▶ [WHAT IS EXPECTED] Reproduce each line exactly, including spacing and punctuation.
════════════════════
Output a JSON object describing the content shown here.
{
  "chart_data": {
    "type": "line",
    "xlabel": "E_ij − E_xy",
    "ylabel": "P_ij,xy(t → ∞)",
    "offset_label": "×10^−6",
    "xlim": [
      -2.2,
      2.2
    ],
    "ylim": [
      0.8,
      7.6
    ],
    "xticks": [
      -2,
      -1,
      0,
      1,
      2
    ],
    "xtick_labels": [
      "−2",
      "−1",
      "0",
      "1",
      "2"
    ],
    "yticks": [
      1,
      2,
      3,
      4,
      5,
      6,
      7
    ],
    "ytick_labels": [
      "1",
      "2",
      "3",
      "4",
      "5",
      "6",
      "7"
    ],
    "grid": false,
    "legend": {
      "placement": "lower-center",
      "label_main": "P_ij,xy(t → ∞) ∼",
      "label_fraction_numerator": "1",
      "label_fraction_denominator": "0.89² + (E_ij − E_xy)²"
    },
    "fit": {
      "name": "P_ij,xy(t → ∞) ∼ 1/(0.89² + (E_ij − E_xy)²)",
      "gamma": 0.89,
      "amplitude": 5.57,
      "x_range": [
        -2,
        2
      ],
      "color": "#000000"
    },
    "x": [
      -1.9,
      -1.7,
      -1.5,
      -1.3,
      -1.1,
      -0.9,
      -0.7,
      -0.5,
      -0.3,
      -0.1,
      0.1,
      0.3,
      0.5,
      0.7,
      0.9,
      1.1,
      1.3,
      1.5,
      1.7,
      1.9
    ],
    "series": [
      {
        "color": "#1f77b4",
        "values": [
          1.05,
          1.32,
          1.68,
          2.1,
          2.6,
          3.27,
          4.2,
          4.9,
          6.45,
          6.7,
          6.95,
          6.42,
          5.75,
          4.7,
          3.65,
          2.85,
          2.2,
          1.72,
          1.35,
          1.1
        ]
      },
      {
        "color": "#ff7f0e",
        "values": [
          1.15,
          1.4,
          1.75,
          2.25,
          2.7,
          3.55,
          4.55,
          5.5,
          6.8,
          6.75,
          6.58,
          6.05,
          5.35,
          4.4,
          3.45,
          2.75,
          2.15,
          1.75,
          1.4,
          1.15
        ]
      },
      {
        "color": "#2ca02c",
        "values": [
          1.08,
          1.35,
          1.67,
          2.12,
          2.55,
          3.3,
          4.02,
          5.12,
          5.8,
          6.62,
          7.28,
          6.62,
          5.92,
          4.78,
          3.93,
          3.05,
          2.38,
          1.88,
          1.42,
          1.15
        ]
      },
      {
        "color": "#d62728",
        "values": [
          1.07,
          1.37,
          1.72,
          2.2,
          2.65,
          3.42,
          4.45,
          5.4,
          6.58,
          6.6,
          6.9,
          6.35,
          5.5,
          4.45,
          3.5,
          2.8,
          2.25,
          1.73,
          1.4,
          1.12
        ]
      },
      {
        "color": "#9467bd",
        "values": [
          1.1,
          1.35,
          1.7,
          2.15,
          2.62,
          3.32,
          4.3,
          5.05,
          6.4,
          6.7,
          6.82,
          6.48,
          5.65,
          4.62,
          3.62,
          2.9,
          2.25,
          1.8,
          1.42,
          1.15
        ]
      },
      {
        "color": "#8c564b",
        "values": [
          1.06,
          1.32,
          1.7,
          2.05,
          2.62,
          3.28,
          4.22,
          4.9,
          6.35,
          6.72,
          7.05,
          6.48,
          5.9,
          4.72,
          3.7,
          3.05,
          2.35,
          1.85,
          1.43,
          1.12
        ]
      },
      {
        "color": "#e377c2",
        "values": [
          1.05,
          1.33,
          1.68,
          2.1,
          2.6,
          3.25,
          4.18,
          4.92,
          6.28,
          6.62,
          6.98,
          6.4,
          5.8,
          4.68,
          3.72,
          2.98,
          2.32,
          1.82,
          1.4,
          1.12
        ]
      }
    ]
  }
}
════════════════════
▶ [PROBLEM SOLUTION]
Output a JSON object describing the content shown here.
{
  "chart_data": {
    "type": "line",
    "xlabel": "E_ij − E_xy",
    "ylabel": "P_ij,xy(t → ∞)",
    "offset_label": "×10^−6",
    "xlim": [
      -2.2,
      2.2
    ],
    "ylim": [
      0.8,
      7.6
    ],
    "xticks": [
      -2,
      -1,
      0,
      1,
      2
    ],
    "xtick_labels": [
      "−2",
      "−1",
      "0",
      "1",
      "2"
    ],
    "yticks": [
      1,
      2,
      3,
      4,
      5,
      6,
      7
    ],
    "ytick_labels": [
      "1",
      "2",
      "3",
      "4",
      "5",
      "6",
      "7"
    ],
    "grid": false,
    "legend": {
      "placement": "lower-center",
      "label_main": "P_ij,xy(t → ∞) ∼",
      "label_fraction_numerator": "1",
      "label_fraction_denominator": "0.89² + (E_ij − E_xy)²"
    },
    "fit": {
      "name": "P_ij,xy(t → ∞) ∼ 1/(0.89² + (E_ij − E_xy)²)",
      "gamma": 0.89,
      "amplitude": 5.57,
      "x_range": [
        -2,
        2
      ],
      "color": "#000000"
    },
    "x": [
      -1.9,
      -1.7,
      -1.5,
      -1.3,
      -1.1,
      -0.9,
      -0.7,
      -0.5,
      -0.3,
      -0.1,
      0.1,
      0.3,
      0.5,
      0.7,
      0.9,
      1.1,
      1.3,
      1.5,
      1.7,
      1.9
    ],
    "series": [
      {
        "color": "#1f77b4",
        "values": [
          1.05,
          1.32,
          1.68,
          2.1,
          2.6,
          3.27,
          4.2,
          4.9,
          6.45,
          6.7,
          6.95,
          6.42,
          5.75,
          4.7,
          3.65,
          2.85,
          2.2,
          1.72,
          1.35,
          1.1
        ]
      },
      {
        "color": "#ff7f0e",
        "values": [
          1.15,
          1.4,
          1.75,
          2.25,
          2.7,
          3.55,
          4.55,
          5.5,
          6.8,
          6.75,
          6.58,
          6.05,
          5.35,
          4.4,
          3.45,
          2.75,
          2.15,
          1.75,
          1.4,
          1.15
        ]
      },
      {
        "color": "#2ca02c",
        "values": [
          1.08,
          1.35,
          1.67,
          2.12,
          2.55,
          3.3,
          4.02,
          5.12,
          5.8,
          6.62,
          7.28,
          6.62,
          5.92,
          4.78,
          3.93,
          3.05,
          2.38,
          1.88,
          1.42,
          1.15
        ]
      },
      {
        "color": "#d62728",
        "values": [
          1.07,
          1.37,
          1.72,
          2.2,
          2.65,
          3.42,
          4.45,
          5.4,
          6.58,
          6.6,
          6.9,
          6.35,
          5.5,
          4.45,
          3.5,
          2.8,
          2.25,
          1.73,
          1.4,
          1.12
        ]
      },
      {
        "color": "#9467bd",
        "values": [
          1.1,
          1.35,
          1.7,
          2.15,
          2.62,
          3.32,
          4.3,
          5.05,
          6.4,
          6.7,
          6.82,
          6.48,
          5.65,
          4.62,
          3.62,
          2.9,
          2.25,
          1.8,
          1.42,
          1.15
        ]
      },
      {
        "color": "#8c564b",
        "values": [
          1.06,
          1.32,
          1.7,
          2.05,
          2.62,
          3.28,
          4.22,
          4.9,
          6.35,
          6.72,
          7.05,
          6.48,
          5.9,
          4.72,
          3.7,
          3.05,
          2.35,
          1.85,
          1.43,
          1.12
        ]
      },
      {
        "color": "#e377c2",
        "values": [
          1.05,
          1.33,
          1.68,
          2.1,
          2.6,
          3.25,
          4.18,
          4.92,
          6.28,
          6.62,
          6.98,
          6.4,
          5.8,
          4.68,
          3.72,
          2.98,
          2.32,
          1.82,
          1.4,
          1.12
        ]
      }
    ]
  }
}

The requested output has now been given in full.